Repeat the records word for word, excluding any picture.

- _Recorded data_:
>> Start

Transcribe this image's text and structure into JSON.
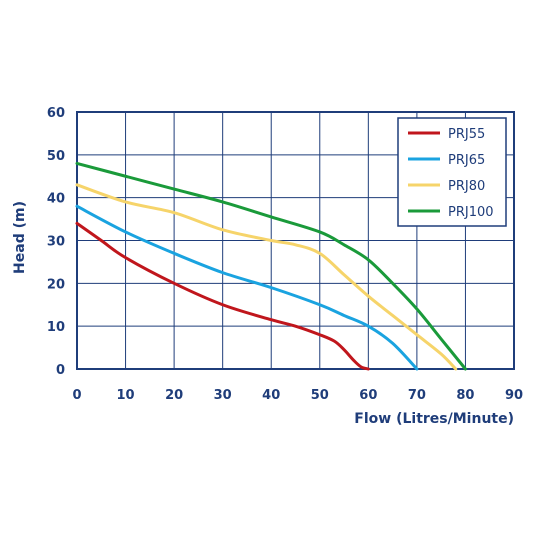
{
  "chart_data": {
    "type": "line",
    "xlabel": "Flow (Litres/Minute)",
    "ylabel": "Head (m)",
    "xlim": [
      0,
      90
    ],
    "ylim": [
      0,
      60
    ],
    "x_ticks": [
      0,
      10,
      20,
      30,
      40,
      50,
      60,
      70,
      80,
      90
    ],
    "y_ticks": [
      0,
      10,
      20,
      30,
      40,
      50,
      60
    ],
    "grid": true,
    "legend_position": "top-right",
    "series": [
      {
        "name": "PRJ55",
        "color": "#c0161c",
        "points": [
          [
            0,
            34
          ],
          [
            5,
            30
          ],
          [
            10,
            26
          ],
          [
            20,
            20
          ],
          [
            30,
            15
          ],
          [
            40,
            11.5
          ],
          [
            45,
            10
          ],
          [
            50,
            8
          ],
          [
            53,
            6.5
          ],
          [
            55,
            4.5
          ],
          [
            57,
            2
          ],
          [
            58.5,
            0.5
          ],
          [
            60,
            0
          ]
        ]
      },
      {
        "name": "PRJ65",
        "color": "#1aa3e0",
        "points": [
          [
            0,
            38
          ],
          [
            10,
            32
          ],
          [
            20,
            27
          ],
          [
            30,
            22.5
          ],
          [
            40,
            19
          ],
          [
            50,
            15
          ],
          [
            55,
            12.5
          ],
          [
            60,
            10
          ],
          [
            65,
            6
          ],
          [
            70,
            0
          ]
        ]
      },
      {
        "name": "PRJ80",
        "color": "#f6d46a",
        "points": [
          [
            0,
            43
          ],
          [
            10,
            39
          ],
          [
            20,
            36.5
          ],
          [
            30,
            32.5
          ],
          [
            40,
            30
          ],
          [
            45,
            29
          ],
          [
            50,
            27
          ],
          [
            55,
            22
          ],
          [
            60,
            17
          ],
          [
            65,
            12.5
          ],
          [
            70,
            8
          ],
          [
            75,
            3.5
          ],
          [
            78,
            0
          ]
        ]
      },
      {
        "name": "PRJ100",
        "color": "#1a9a3a",
        "points": [
          [
            0,
            48
          ],
          [
            10,
            45
          ],
          [
            20,
            42
          ],
          [
            30,
            39
          ],
          [
            40,
            35.5
          ],
          [
            50,
            32
          ],
          [
            55,
            29
          ],
          [
            60,
            25.5
          ],
          [
            65,
            20
          ],
          [
            70,
            14
          ],
          [
            75,
            7
          ],
          [
            80,
            0
          ]
        ]
      }
    ]
  }
}
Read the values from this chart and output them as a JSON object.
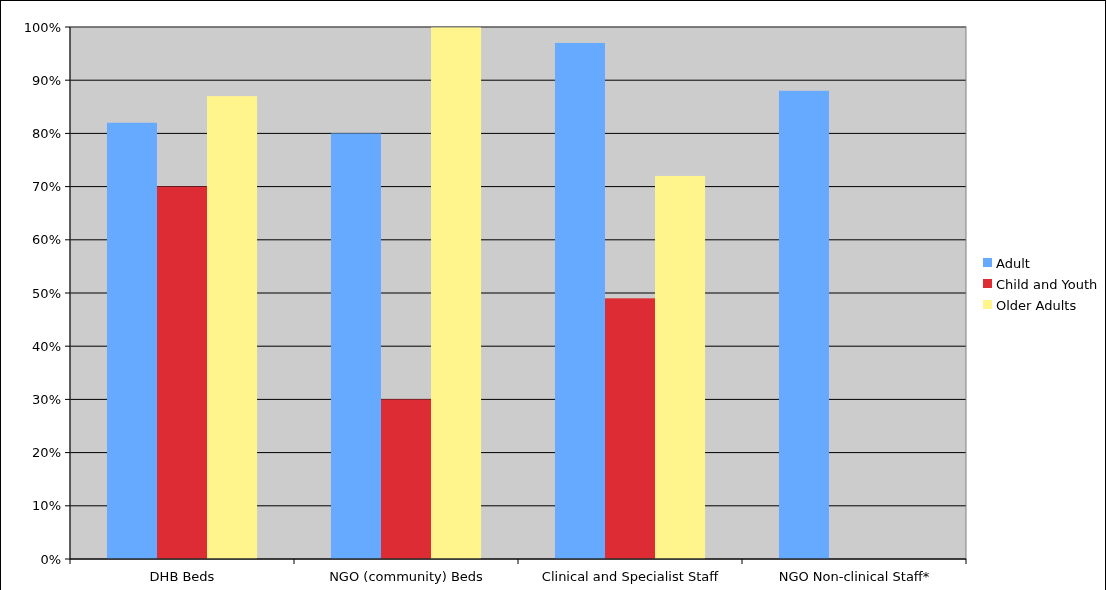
{
  "chart_data": {
    "type": "bar",
    "categories": [
      "DHB Beds",
      "NGO (community) Beds",
      "Clinical and Specialist Staff",
      "NGO Non-clinical Staff*"
    ],
    "series": [
      {
        "name": "Adult",
        "color": "#66aaff",
        "values": [
          82,
          80,
          97,
          88
        ]
      },
      {
        "name": "Child and Youth",
        "color": "#dd2c33",
        "values": [
          70,
          30,
          49,
          null
        ]
      },
      {
        "name": "Older Adults",
        "color": "#fff58c",
        "values": [
          87,
          100,
          72,
          null
        ]
      }
    ],
    "ylim": [
      0,
      100
    ],
    "yticks": [
      {
        "value": 0,
        "label": "0%"
      },
      {
        "value": 10,
        "label": "10%"
      },
      {
        "value": 20,
        "label": "20%"
      },
      {
        "value": 30,
        "label": "30%"
      },
      {
        "value": 40,
        "label": "40%"
      },
      {
        "value": 50,
        "label": "50%"
      },
      {
        "value": 60,
        "label": "60%"
      },
      {
        "value": 70,
        "label": "70%"
      },
      {
        "value": 80,
        "label": "80%"
      },
      {
        "value": 90,
        "label": "90%"
      },
      {
        "value": 100,
        "label": "100%"
      }
    ],
    "grid": "y",
    "legend": "right"
  }
}
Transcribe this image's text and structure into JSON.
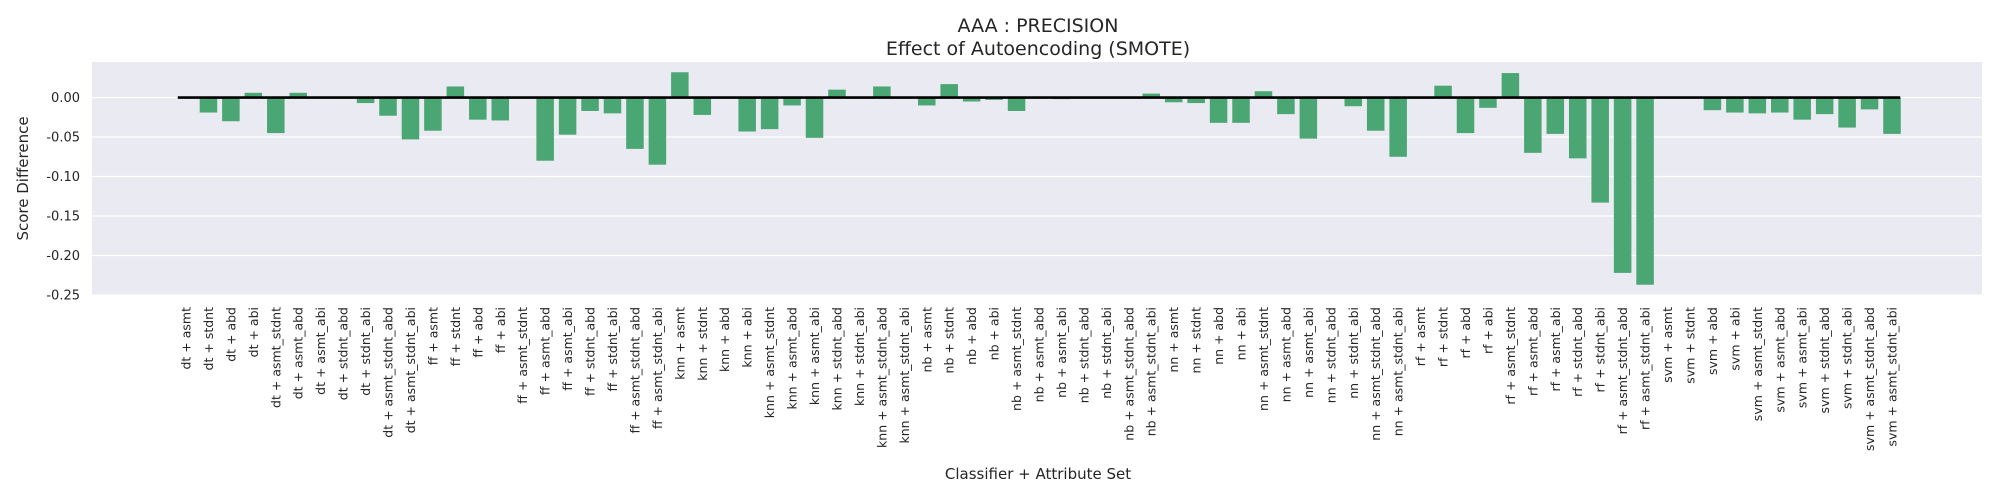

>> End

- _SOLUTION BELOW_:
Transcribe this image's text and structure into JSON.
{
  "chart_data": {
    "type": "line",
    "xlabel": "Flow (Litres/Minute)",
    "ylabel": "Head (m)",
    "xlim": [
      0,
      90
    ],
    "ylim": [
      0,
      60
    ],
    "x_ticks": [
      0,
      10,
      20,
      30,
      40,
      50,
      60,
      70,
      80,
      90
    ],
    "y_ticks": [
      0,
      10,
      20,
      30,
      40,
      50,
      60
    ],
    "grid": true,
    "legend_position": "top-right",
    "series": [
      {
        "name": "PRJ55",
        "color": "#c0161c",
        "points": [
          [
            0,
            34
          ],
          [
            5,
            30
          ],
          [
            10,
            26
          ],
          [
            20,
            20
          ],
          [
            30,
            15
          ],
          [
            40,
            11.5
          ],
          [
            45,
            10
          ],
          [
            50,
            8
          ],
          [
            53,
            6.5
          ],
          [
            55,
            4.5
          ],
          [
            57,
            2
          ],
          [
            58.5,
            0.5
          ],
          [
            60,
            0
          ]
        ]
      },
      {
        "name": "PRJ65",
        "color": "#1aa3e0",
        "points": [
          [
            0,
            38
          ],
          [
            10,
            32
          ],
          [
            20,
            27
          ],
          [
            30,
            22.5
          ],
          [
            40,
            19
          ],
          [
            50,
            15
          ],
          [
            55,
            12.5
          ],
          [
            60,
            10
          ],
          [
            65,
            6
          ],
          [
            70,
            0
          ]
        ]
      },
      {
        "name": "PRJ80",
        "color": "#f6d46a",
        "points": [
          [
            0,
            43
          ],
          [
            10,
            39
          ],
          [
            20,
            36.5
          ],
          [
            30,
            32.5
          ],
          [
            40,
            30
          ],
          [
            45,
            29
          ],
          [
            50,
            27
          ],
          [
            55,
            22
          ],
          [
            60,
            17
          ],
          [
            65,
            12.5
          ],
          [
            70,
            8
          ],
          [
            75,
            3.5
          ],
          [
            78,
            0
          ]
        ]
      },
      {
        "name": "PRJ100",
        "color": "#1a9a3a",
        "points": [
          [
            0,
            48
          ],
          [
            10,
            45
          ],
          [
            20,
            42
          ],
          [
            30,
            39
          ],
          [
            40,
            35.5
          ],
          [
            50,
            32
          ],
          [
            55,
            29
          ],
          [
            60,
            25.5
          ],
          [
            65,
            20
          ],
          [
            70,
            14
          ],
          [
            75,
            7
          ],
          [
            80,
            0
          ]
        ]
      }
    ]
  }
}
Read the values from this chart and output them as a JSON object.
{
  "chart_data": {
    "type": "bar",
    "categories": [
      "DHB Beds",
      "NGO (community) Beds",
      "Clinical and Specialist Staff",
      "NGO Non-clinical Staff*"
    ],
    "series": [
      {
        "name": "Adult",
        "color": "#66aaff",
        "values": [
          82,
          80,
          97,
          88
        ]
      },
      {
        "name": "Child and Youth",
        "color": "#dd2c33",
        "values": [
          70,
          30,
          49,
          null
        ]
      },
      {
        "name": "Older Adults",
        "color": "#fff58c",
        "values": [
          87,
          100,
          72,
          null
        ]
      }
    ],
    "ylim": [
      0,
      100
    ],
    "yticks": [
      {
        "value": 0,
        "label": "0%"
      },
      {
        "value": 10,
        "label": "10%"
      },
      {
        "value": 20,
        "label": "20%"
      },
      {
        "value": 30,
        "label": "30%"
      },
      {
        "value": 40,
        "label": "40%"
      },
      {
        "value": 50,
        "label": "50%"
      },
      {
        "value": 60,
        "label": "60%"
      },
      {
        "value": 70,
        "label": "70%"
      },
      {
        "value": 80,
        "label": "80%"
      },
      {
        "value": 90,
        "label": "90%"
      },
      {
        "value": 100,
        "label": "100%"
      }
    ],
    "grid": "y",
    "legend": "right"
  }
}
Transcribe this image's text and structure into JSON.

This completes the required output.